>> Start

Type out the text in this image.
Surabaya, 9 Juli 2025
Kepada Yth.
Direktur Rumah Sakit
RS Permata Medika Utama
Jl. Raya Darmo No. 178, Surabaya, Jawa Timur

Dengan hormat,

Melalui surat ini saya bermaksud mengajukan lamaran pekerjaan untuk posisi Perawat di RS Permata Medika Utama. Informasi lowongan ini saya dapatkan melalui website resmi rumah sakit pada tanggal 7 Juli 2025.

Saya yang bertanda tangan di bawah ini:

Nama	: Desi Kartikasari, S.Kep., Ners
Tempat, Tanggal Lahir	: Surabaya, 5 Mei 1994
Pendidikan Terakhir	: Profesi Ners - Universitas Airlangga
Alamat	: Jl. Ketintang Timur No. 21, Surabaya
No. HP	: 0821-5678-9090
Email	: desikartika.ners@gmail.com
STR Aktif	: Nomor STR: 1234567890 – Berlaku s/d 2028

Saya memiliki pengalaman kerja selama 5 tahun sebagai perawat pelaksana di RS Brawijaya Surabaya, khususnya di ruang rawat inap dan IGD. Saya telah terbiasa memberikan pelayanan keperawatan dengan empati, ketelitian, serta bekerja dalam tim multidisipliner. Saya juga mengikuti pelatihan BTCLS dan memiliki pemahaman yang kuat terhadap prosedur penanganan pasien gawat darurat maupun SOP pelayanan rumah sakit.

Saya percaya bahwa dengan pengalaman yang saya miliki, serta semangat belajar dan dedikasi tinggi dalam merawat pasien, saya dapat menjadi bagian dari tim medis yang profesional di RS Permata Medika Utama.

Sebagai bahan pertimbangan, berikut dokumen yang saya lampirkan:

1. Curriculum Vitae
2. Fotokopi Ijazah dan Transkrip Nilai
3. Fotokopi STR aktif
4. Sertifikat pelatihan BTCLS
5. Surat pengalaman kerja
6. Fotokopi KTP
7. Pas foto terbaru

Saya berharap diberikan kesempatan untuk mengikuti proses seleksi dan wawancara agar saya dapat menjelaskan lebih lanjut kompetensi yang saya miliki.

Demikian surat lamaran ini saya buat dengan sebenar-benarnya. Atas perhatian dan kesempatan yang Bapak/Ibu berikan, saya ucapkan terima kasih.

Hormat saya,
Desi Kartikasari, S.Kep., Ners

>> End

**Task**
Your answer should be a single number: how many lines in the data above include "yang"?

**Reply**
6